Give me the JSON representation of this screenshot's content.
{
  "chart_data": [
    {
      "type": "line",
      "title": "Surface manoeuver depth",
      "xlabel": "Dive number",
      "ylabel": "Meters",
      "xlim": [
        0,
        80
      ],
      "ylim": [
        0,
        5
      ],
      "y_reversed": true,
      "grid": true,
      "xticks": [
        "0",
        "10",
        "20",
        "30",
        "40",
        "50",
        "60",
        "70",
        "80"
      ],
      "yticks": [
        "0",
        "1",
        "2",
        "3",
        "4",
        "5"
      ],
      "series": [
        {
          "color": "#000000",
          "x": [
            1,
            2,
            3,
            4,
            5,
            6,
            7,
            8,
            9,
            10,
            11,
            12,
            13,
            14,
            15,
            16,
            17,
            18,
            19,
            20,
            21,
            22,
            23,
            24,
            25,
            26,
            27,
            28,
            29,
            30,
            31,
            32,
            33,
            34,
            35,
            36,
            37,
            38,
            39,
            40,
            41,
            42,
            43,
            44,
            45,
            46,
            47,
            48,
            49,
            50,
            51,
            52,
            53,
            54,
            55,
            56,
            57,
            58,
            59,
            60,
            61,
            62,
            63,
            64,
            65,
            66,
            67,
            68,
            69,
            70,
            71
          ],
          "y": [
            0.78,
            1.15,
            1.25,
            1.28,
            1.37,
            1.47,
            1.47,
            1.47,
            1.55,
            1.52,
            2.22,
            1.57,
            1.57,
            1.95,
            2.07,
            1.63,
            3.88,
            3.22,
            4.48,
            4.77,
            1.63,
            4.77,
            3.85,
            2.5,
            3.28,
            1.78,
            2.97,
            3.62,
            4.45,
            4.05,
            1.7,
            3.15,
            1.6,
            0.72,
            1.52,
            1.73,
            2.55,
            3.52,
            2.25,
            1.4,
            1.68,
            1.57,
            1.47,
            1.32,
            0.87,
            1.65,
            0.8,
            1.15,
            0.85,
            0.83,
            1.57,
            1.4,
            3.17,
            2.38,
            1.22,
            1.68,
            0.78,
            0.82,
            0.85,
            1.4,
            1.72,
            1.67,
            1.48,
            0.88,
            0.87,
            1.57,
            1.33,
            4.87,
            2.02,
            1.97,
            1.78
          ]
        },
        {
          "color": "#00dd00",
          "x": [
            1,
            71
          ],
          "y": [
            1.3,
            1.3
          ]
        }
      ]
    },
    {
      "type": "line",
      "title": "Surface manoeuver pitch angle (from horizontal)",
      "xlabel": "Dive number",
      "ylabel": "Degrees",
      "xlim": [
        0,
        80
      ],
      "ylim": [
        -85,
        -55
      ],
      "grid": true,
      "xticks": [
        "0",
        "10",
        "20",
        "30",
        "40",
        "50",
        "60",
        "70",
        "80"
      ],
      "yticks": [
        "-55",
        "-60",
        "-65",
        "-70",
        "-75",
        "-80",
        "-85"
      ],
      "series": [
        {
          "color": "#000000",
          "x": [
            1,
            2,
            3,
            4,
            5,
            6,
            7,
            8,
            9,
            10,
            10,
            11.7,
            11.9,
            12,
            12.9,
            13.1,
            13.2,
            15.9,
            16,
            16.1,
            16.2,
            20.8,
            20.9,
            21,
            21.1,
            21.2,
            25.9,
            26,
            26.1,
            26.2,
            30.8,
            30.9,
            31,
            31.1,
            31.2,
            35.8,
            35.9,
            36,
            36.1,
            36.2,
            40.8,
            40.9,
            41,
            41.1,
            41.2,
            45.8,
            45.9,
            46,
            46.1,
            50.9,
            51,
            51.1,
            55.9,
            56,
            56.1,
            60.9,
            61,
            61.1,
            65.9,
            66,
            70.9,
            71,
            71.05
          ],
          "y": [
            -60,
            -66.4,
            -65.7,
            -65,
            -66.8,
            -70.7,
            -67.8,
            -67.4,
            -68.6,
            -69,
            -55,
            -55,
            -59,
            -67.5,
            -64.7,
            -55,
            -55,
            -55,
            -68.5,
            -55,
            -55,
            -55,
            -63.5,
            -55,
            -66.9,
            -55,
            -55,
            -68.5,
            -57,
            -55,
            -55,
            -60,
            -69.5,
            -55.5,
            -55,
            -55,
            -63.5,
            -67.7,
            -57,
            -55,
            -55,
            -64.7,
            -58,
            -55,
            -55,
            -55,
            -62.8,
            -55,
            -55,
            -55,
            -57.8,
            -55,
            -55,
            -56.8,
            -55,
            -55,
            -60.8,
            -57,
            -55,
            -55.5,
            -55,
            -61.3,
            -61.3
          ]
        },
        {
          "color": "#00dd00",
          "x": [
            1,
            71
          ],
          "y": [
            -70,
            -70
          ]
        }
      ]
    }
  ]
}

--- EXERCISE BRIEF ---
Output the full listing exactly as it stands.

--- TASK OUTPUT ---
Give me the JSON representation of this screenshot's content.
{
  "chart_data": [
    {
      "type": "line",
      "title": "Surface manoeuver depth",
      "xlabel": "Dive number",
      "ylabel": "Meters",
      "xlim": [
        0,
        80
      ],
      "ylim": [
        0,
        5
      ],
      "y_reversed": true,
      "grid": true,
      "xticks": [
        "0",
        "10",
        "20",
        "30",
        "40",
        "50",
        "60",
        "70",
        "80"
      ],
      "yticks": [
        "0",
        "1",
        "2",
        "3",
        "4",
        "5"
      ],
      "series": [
        {
          "color": "#000000",
          "x": [
            1,
            2,
            3,
            4,
            5,
            6,
            7,
            8,
            9,
            10,
            11,
            12,
            13,
            14,
            15,
            16,
            17,
            18,
            19,
            20,
            21,
            22,
            23,
            24,
            25,
            26,
            27,
            28,
            29,
            30,
            31,
            32,
            33,
            34,
            35,
            36,
            37,
            38,
            39,
            40,
            41,
            42,
            43,
            44,
            45,
            46,
            47,
            48,
            49,
            50,
            51,
            52,
            53,
            54,
            55,
            56,
            57,
            58,
            59,
            60,
            61,
            62,
            63,
            64,
            65,
            66,
            67,
            68,
            69,
            70,
            71
          ],
          "y": [
            0.78,
            1.15,
            1.25,
            1.28,
            1.37,
            1.47,
            1.47,
            1.47,
            1.55,
            1.52,
            2.22,
            1.57,
            1.57,
            1.95,
            2.07,
            1.63,
            3.88,
            3.22,
            4.48,
            4.77,
            1.63,
            4.77,
            3.85,
            2.5,
            3.28,
            1.78,
            2.97,
            3.62,
            4.45,
            4.05,
            1.7,
            3.15,
            1.6,
            0.72,
            1.52,
            1.73,
            2.55,
            3.52,
            2.25,
            1.4,
            1.68,
            1.57,
            1.47,
            1.32,
            0.87,
            1.65,
            0.8,
            1.15,
            0.85,
            0.83,
            1.57,
            1.4,
            3.17,
            2.38,
            1.22,
            1.68,
            0.78,
            0.82,
            0.85,
            1.4,
            1.72,
            1.67,
            1.48,
            0.88,
            0.87,
            1.57,
            1.33,
            4.87,
            2.02,
            1.97,
            1.78
          ]
        },
        {
          "color": "#00dd00",
          "x": [
            1,
            71
          ],
          "y": [
            1.3,
            1.3
          ]
        }
      ]
    },
    {
      "type": "line",
      "title": "Surface manoeuver pitch angle (from horizontal)",
      "xlabel": "Dive number",
      "ylabel": "Degrees",
      "xlim": [
        0,
        80
      ],
      "ylim": [
        -85,
        -55
      ],
      "grid": true,
      "xticks": [
        "0",
        "10",
        "20",
        "30",
        "40",
        "50",
        "60",
        "70",
        "80"
      ],
      "yticks": [
        "-55",
        "-60",
        "-65",
        "-70",
        "-75",
        "-80",
        "-85"
      ],
      "series": [
        {
          "color": "#000000",
          "x": [
            1,
            2,
            3,
            4,
            5,
            6,
            7,
            8,
            9,
            10,
            10,
            11.7,
            11.9,
            12,
            12.9,
            13.1,
            13.2,
            15.9,
            16,
            16.1,
            16.2,
            20.8,
            20.9,
            21,
            21.1,
            21.2,
            25.9,
            26,
            26.1,
            26.2,
            30.8,
            30.9,
            31,
            31.1,
            31.2,
            35.8,
            35.9,
            36,
            36.1,
            36.2,
            40.8,
            40.9,
            41,
            41.1,
            41.2,
            45.8,
            45.9,
            46,
            46.1,
            50.9,
            51,
            51.1,
            55.9,
            56,
            56.1,
            60.9,
            61,
            61.1,
            65.9,
            66,
            70.9,
            71,
            71.05
          ],
          "y": [
            -60,
            -66.4,
            -65.7,
            -65,
            -66.8,
            -70.7,
            -67.8,
            -67.4,
            -68.6,
            -69,
            -55,
            -55,
            -59,
            -67.5,
            -64.7,
            -55,
            -55,
            -55,
            -68.5,
            -55,
            -55,
            -55,
            -63.5,
            -55,
            -66.9,
            -55,
            -55,
            -68.5,
            -57,
            -55,
            -55,
            -60,
            -69.5,
            -55.5,
            -55,
            -55,
            -63.5,
            -67.7,
            -57,
            -55,
            -55,
            -64.7,
            -58,
            -55,
            -55,
            -55,
            -62.8,
            -55,
            -55,
            -55,
            -57.8,
            -55,
            -55,
            -56.8,
            -55,
            -55,
            -60.8,
            -57,
            -55,
            -55.5,
            -55,
            -61.3,
            -61.3
          ]
        },
        {
          "color": "#00dd00",
          "x": [
            1,
            71
          ],
          "y": [
            -70,
            -70
          ]
        }
      ]
    }
  ]
}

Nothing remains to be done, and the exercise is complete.